▶ **Rows from a figure dataset**
● ● ● ● ●

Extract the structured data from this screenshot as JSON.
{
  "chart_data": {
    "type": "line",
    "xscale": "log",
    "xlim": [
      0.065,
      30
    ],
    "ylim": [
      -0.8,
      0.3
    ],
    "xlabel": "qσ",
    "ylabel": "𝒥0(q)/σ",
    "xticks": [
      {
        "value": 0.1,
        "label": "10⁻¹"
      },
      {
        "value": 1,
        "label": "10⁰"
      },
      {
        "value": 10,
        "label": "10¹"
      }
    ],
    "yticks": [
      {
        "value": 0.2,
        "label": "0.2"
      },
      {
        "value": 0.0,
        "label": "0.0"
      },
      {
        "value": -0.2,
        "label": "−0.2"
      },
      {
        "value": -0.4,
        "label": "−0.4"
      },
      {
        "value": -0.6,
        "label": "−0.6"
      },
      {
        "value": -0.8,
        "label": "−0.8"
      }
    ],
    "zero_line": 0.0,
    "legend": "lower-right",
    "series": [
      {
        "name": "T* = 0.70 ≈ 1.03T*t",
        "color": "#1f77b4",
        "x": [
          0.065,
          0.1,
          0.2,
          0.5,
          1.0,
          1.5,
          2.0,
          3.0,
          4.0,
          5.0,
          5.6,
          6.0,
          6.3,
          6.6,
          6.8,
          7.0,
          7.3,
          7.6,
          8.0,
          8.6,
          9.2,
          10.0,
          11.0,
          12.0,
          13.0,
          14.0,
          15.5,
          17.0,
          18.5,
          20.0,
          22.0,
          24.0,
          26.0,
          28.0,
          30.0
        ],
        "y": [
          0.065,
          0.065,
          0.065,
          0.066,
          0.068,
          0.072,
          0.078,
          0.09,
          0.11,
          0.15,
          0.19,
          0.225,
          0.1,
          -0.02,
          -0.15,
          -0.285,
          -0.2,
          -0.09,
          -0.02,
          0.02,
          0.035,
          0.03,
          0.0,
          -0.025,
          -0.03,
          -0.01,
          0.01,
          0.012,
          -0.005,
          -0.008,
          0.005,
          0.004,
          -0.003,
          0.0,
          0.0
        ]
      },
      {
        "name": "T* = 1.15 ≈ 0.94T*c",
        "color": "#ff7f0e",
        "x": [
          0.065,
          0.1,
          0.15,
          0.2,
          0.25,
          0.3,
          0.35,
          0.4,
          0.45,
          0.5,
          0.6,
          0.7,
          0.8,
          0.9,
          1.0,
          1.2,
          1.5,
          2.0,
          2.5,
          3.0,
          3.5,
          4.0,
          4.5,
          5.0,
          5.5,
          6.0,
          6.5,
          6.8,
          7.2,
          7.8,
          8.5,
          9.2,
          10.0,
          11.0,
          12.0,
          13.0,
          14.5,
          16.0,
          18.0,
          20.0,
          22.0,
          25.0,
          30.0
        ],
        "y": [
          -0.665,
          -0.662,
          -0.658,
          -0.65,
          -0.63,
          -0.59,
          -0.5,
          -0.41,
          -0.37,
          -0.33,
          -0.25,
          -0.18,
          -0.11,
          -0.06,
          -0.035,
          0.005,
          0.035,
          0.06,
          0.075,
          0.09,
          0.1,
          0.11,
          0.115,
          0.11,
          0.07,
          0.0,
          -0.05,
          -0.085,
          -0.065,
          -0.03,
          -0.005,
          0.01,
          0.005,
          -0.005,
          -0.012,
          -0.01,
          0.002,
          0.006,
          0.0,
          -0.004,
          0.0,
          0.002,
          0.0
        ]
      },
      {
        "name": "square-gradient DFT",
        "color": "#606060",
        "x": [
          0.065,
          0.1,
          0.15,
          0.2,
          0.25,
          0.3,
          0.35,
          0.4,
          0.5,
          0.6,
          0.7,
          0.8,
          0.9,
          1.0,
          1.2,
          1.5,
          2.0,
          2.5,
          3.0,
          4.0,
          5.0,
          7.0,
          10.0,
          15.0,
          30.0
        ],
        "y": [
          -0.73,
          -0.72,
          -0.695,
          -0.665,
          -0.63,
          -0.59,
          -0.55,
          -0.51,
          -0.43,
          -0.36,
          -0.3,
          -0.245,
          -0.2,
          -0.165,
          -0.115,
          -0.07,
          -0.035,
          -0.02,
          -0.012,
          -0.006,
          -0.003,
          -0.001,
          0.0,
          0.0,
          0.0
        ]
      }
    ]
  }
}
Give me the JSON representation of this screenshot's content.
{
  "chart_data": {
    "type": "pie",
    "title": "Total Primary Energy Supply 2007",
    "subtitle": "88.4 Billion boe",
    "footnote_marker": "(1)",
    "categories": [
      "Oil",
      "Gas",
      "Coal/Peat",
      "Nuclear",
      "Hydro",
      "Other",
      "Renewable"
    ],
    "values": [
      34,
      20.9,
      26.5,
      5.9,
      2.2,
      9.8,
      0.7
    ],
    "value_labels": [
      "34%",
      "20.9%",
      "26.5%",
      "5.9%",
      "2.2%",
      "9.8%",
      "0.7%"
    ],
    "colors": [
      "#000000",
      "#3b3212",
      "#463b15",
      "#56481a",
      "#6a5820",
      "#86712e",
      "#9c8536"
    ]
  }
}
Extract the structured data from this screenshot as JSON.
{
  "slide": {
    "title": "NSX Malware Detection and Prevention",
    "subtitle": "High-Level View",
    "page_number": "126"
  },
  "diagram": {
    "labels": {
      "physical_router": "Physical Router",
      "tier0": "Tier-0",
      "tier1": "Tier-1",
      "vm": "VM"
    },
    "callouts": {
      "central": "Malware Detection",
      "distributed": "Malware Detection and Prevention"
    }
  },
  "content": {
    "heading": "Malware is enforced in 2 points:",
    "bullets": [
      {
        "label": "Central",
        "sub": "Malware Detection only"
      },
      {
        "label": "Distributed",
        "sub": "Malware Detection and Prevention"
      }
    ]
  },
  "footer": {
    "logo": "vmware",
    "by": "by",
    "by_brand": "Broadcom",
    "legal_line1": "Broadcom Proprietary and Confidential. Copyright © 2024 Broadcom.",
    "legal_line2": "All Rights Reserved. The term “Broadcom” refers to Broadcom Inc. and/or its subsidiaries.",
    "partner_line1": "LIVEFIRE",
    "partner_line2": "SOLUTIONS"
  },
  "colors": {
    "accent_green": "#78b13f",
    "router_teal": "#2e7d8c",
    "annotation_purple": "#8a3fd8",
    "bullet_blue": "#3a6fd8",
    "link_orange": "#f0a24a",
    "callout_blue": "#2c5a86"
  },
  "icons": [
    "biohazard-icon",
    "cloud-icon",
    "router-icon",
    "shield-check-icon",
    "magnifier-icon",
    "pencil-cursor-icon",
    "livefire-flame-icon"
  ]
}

● ● ● ● ●

▶ **Instructions to follow**
Quote every record above exactly.

▶ **Response for this exercise**
Extract the structured data from this screenshot as JSON.
{
  "chart_data": {
    "type": "line",
    "xscale": "log",
    "xlim": [
      0.065,
      30
    ],
    "ylim": [
      -0.8,
      0.3
    ],
    "xlabel": "qσ",
    "ylabel": "𝒥0(q)/σ",
    "xticks": [
      {
        "value": 0.1,
        "label": "10⁻¹"
      },
      {
        "value": 1,
        "label": "10⁰"
      },
      {
        "value": 10,
        "label": "10¹"
      }
    ],
    "yticks": [
      {
        "value": 0.2,
        "label": "0.2"
      },
      {
        "value": 0.0,
        "label": "0.0"
      },
      {
        "value": -0.2,
        "label": "−0.2"
      },
      {
        "value": -0.4,
        "label": "−0.4"
      },
      {
        "value": -0.6,
        "label": "−0.6"
      },
      {
        "value": -0.8,
        "label": "−0.8"
      }
    ],
    "zero_line": 0.0,
    "legend": "lower-right",
    "series": [
      {
        "name": "T* = 0.70 ≈ 1.03T*t",
        "color": "#1f77b4",
        "x": [
          0.065,
          0.1,
          0.2,
          0.5,
          1.0,
          1.5,
          2.0,
          3.0,
          4.0,
          5.0,
          5.6,
          6.0,
          6.3,
          6.6,
          6.8,
          7.0,
          7.3,
          7.6,
          8.0,
          8.6,
          9.2,
          10.0,
          11.0,
          12.0,
          13.0,
          14.0,
          15.5,
          17.0,
          18.5,
          20.0,
          22.0,
          24.0,
          26.0,
          28.0,
          30.0
        ],
        "y": [
          0.065,
          0.065,
          0.065,
          0.066,
          0.068,
          0.072,
          0.078,
          0.09,
          0.11,
          0.15,
          0.19,
          0.225,
          0.1,
          -0.02,
          -0.15,
          -0.285,
          -0.2,
          -0.09,
          -0.02,
          0.02,
          0.035,
          0.03,
          0.0,
          -0.025,
          -0.03,
          -0.01,
          0.01,
          0.012,
          -0.005,
          -0.008,
          0.005,
          0.004,
          -0.003,
          0.0,
          0.0
        ]
      },
      {
        "name": "T* = 1.15 ≈ 0.94T*c",
        "color": "#ff7f0e",
        "x": [
          0.065,
          0.1,
          0.15,
          0.2,
          0.25,
          0.3,
          0.35,
          0.4,
          0.45,
          0.5,
          0.6,
          0.7,
          0.8,
          0.9,
          1.0,
          1.2,
          1.5,
          2.0,
          2.5,
          3.0,
          3.5,
          4.0,
          4.5,
          5.0,
          5.5,
          6.0,
          6.5,
          6.8,
          7.2,
          7.8,
          8.5,
          9.2,
          10.0,
          11.0,
          12.0,
          13.0,
          14.5,
          16.0,
          18.0,
          20.0,
          22.0,
          25.0,
          30.0
        ],
        "y": [
          -0.665,
          -0.662,
          -0.658,
          -0.65,
          -0.63,
          -0.59,
          -0.5,
          -0.41,
          -0.37,
          -0.33,
          -0.25,
          -0.18,
          -0.11,
          -0.06,
          -0.035,
          0.005,
          0.035,
          0.06,
          0.075,
          0.09,
          0.1,
          0.11,
          0.115,
          0.11,
          0.07,
          0.0,
          -0.05,
          -0.085,
          -0.065,
          -0.03,
          -0.005,
          0.01,
          0.005,
          -0.005,
          -0.012,
          -0.01,
          0.002,
          0.006,
          0.0,
          -0.004,
          0.0,
          0.002,
          0.0
        ]
      },
      {
        "name": "square-gradient DFT",
        "color": "#606060",
        "x": [
          0.065,
          0.1,
          0.15,
          0.2,
          0.25,
          0.3,
          0.35,
          0.4,
          0.5,
          0.6,
          0.7,
          0.8,
          0.9,
          1.0,
          1.2,
          1.5,
          2.0,
          2.5,
          3.0,
          4.0,
          5.0,
          7.0,
          10.0,
          15.0,
          30.0
        ],
        "y": [
          -0.73,
          -0.72,
          -0.695,
          -0.665,
          -0.63,
          -0.59,
          -0.55,
          -0.51,
          -0.43,
          -0.36,
          -0.3,
          -0.245,
          -0.2,
          -0.165,
          -0.115,
          -0.07,
          -0.035,
          -0.02,
          -0.012,
          -0.006,
          -0.003,
          -0.001,
          0.0,
          0.0,
          0.0
        ]
      }
    ]
  }
}
Give me the JSON representation of this screenshot's content.
{
  "chart_data": {
    "type": "pie",
    "title": "Total Primary Energy Supply 2007",
    "subtitle": "88.4 Billion boe",
    "footnote_marker": "(1)",
    "categories": [
      "Oil",
      "Gas",
      "Coal/Peat",
      "Nuclear",
      "Hydro",
      "Other",
      "Renewable"
    ],
    "values": [
      34,
      20.9,
      26.5,
      5.9,
      2.2,
      9.8,
      0.7
    ],
    "value_labels": [
      "34%",
      "20.9%",
      "26.5%",
      "5.9%",
      "2.2%",
      "9.8%",
      "0.7%"
    ],
    "colors": [
      "#000000",
      "#3b3212",
      "#463b15",
      "#56481a",
      "#6a5820",
      "#86712e",
      "#9c8536"
    ]
  }
}
Extract the structured data from this screenshot as JSON.
{
  "slide": {
    "title": "NSX Malware Detection and Prevention",
    "subtitle": "High-Level View",
    "page_number": "126"
  },
  "diagram": {
    "labels": {
      "physical_router": "Physical Router",
      "tier0": "Tier-0",
      "tier1": "Tier-1",
      "vm": "VM"
    },
    "callouts": {
      "central": "Malware Detection",
      "distributed": "Malware Detection and Prevention"
    }
  },
  "content": {
    "heading": "Malware is enforced in 2 points:",
    "bullets": [
      {
        "label": "Central",
        "sub": "Malware Detection only"
      },
      {
        "label": "Distributed",
        "sub": "Malware Detection and Prevention"
      }
    ]
  },
  "footer": {
    "logo": "vmware",
    "by": "by",
    "by_brand": "Broadcom",
    "legal_line1": "Broadcom Proprietary and Confidential. Copyright © 2024 Broadcom.",
    "legal_line2": "All Rights Reserved. The term “Broadcom” refers to Broadcom Inc. and/or its subsidiaries.",
    "partner_line1": "LIVEFIRE",
    "partner_line2": "SOLUTIONS"
  },
  "colors": {
    "accent_green": "#78b13f",
    "router_teal": "#2e7d8c",
    "annotation_purple": "#8a3fd8",
    "bullet_blue": "#3a6fd8",
    "link_orange": "#f0a24a",
    "callout_blue": "#2c5a86"
  },
  "icons": [
    "biohazard-icon",
    "cloud-icon",
    "router-icon",
    "shield-check-icon",
    "magnifier-icon",
    "pencil-cursor-icon",
    "livefire-flame-icon"
  ]
}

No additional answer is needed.